Every record should be written out exactly, with the pictures left out.

* Begin *

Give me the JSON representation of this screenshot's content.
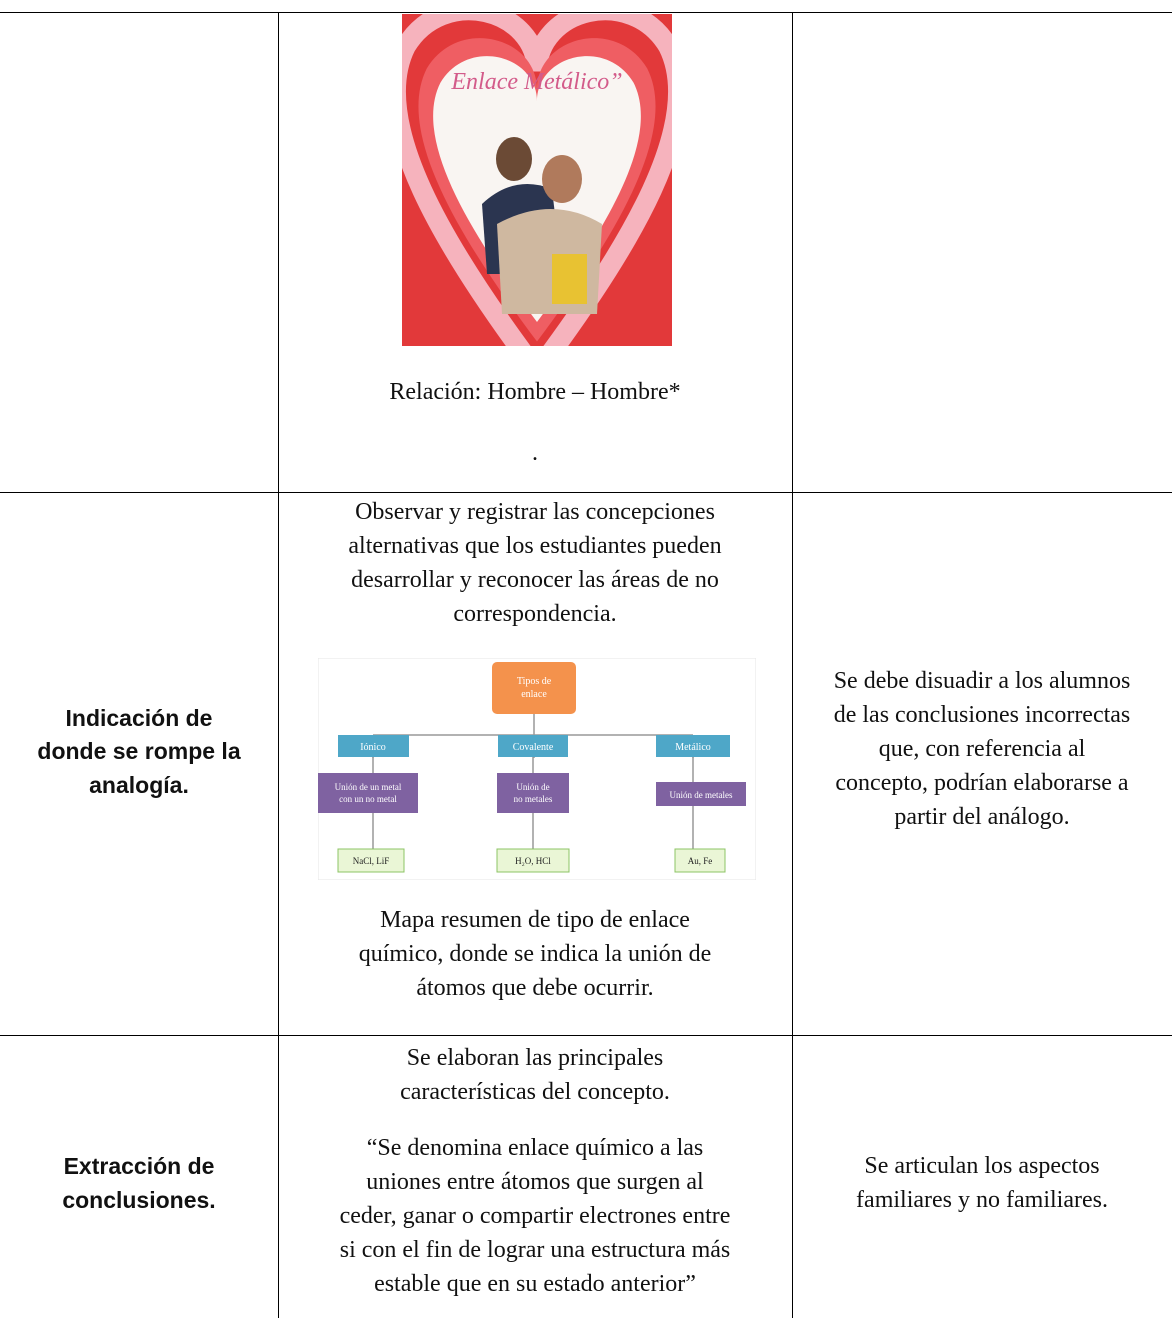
{
  "table": {
    "rows": [
      {
        "middle": {
          "image_text": "Enlace Metálico”",
          "caption": "Relación: Hombre – Hombre*",
          "extra": "."
        }
      },
      {
        "left": {
          "lines": [
            "Indicación de",
            "donde se rompe la",
            "analogía."
          ]
        },
        "middle": {
          "lines": [
            "Observar y registrar las concepciones",
            "alternativas que los estudiantes pueden",
            "desarrollar y reconocer las áreas de no",
            "correspondencia."
          ],
          "diagram": {
            "root": [
              "Tipos de",
              "enlace"
            ],
            "types": [
              "Iónico",
              "Covalente",
              "Metálico"
            ],
            "unions": [
              [
                "Unión de un metal",
                "con un no metal"
              ],
              [
                "Unión de",
                "no metales"
              ],
              [
                "Unión de metales"
              ]
            ],
            "examples": [
              "NaCl, LiF",
              "H₂O, HCl",
              "Au, Fe"
            ]
          },
          "caption_lines": [
            "Mapa resumen de tipo de enlace",
            "químico, donde se indica la unión de",
            "átomos que debe ocurrir."
          ]
        },
        "right": {
          "lines": [
            "Se debe disuadir a los alumnos",
            "de las conclusiones incorrectas",
            "que, con referencia al",
            "concepto, podrían elaborarse a",
            "partir del análogo."
          ]
        }
      },
      {
        "left": {
          "lines": [
            "Extracción de",
            "conclusiones."
          ]
        },
        "middle": {
          "lines": [
            "Se elaboran las principales",
            "características del concepto."
          ],
          "quote_lines": [
            "“Se denomina enlace químico a las",
            "uniones entre átomos que surgen al",
            "ceder, ganar o compartir electrones entre",
            "si con el fin de lograr una estructura más",
            "estable que en su estado anterior”"
          ]
        },
        "right": {
          "lines": [
            "Se articulan los aspectos",
            "familiares y no familiares."
          ]
        }
      }
    ]
  }
}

* End *

__Result__
Give me the JSON representation of this screenshot's content.
{
  "table": {
    "rows": [
      {
        "middle": {
          "image_text": "Enlace Metálico”",
          "caption": "Relación: Hombre – Hombre*",
          "extra": "."
        }
      },
      {
        "left": {
          "lines": [
            "Indicación de",
            "donde se rompe la",
            "analogía."
          ]
        },
        "middle": {
          "lines": [
            "Observar y registrar las concepciones",
            "alternativas que los estudiantes pueden",
            "desarrollar y reconocer las áreas de no",
            "correspondencia."
          ],
          "diagram": {
            "root": [
              "Tipos de",
              "enlace"
            ],
            "types": [
              "Iónico",
              "Covalente",
              "Metálico"
            ],
            "unions": [
              [
                "Unión de un metal",
                "con un no metal"
              ],
              [
                "Unión de",
                "no metales"
              ],
              [
                "Unión de metales"
              ]
            ],
            "examples": [
              "NaCl, LiF",
              "H₂O, HCl",
              "Au, Fe"
            ]
          },
          "caption_lines": [
            "Mapa resumen de tipo de enlace",
            "químico, donde se indica la unión de",
            "átomos que debe ocurrir."
          ]
        },
        "right": {
          "lines": [
            "Se debe disuadir a los alumnos",
            "de las conclusiones incorrectas",
            "que, con referencia al",
            "concepto, podrían elaborarse a",
            "partir del análogo."
          ]
        }
      },
      {
        "left": {
          "lines": [
            "Extracción de",
            "conclusiones."
          ]
        },
        "middle": {
          "lines": [
            "Se elaboran las principales",
            "características del concepto."
          ],
          "quote_lines": [
            "“Se denomina enlace químico a las",
            "uniones entre átomos que surgen al",
            "ceder, ganar o compartir electrones entre",
            "si con el fin de lograr una estructura más",
            "estable que en su estado anterior”"
          ]
        },
        "right": {
          "lines": [
            "Se articulan los aspectos",
            "familiares y no familiares."
          ]
        }
      }
    ]
  }
}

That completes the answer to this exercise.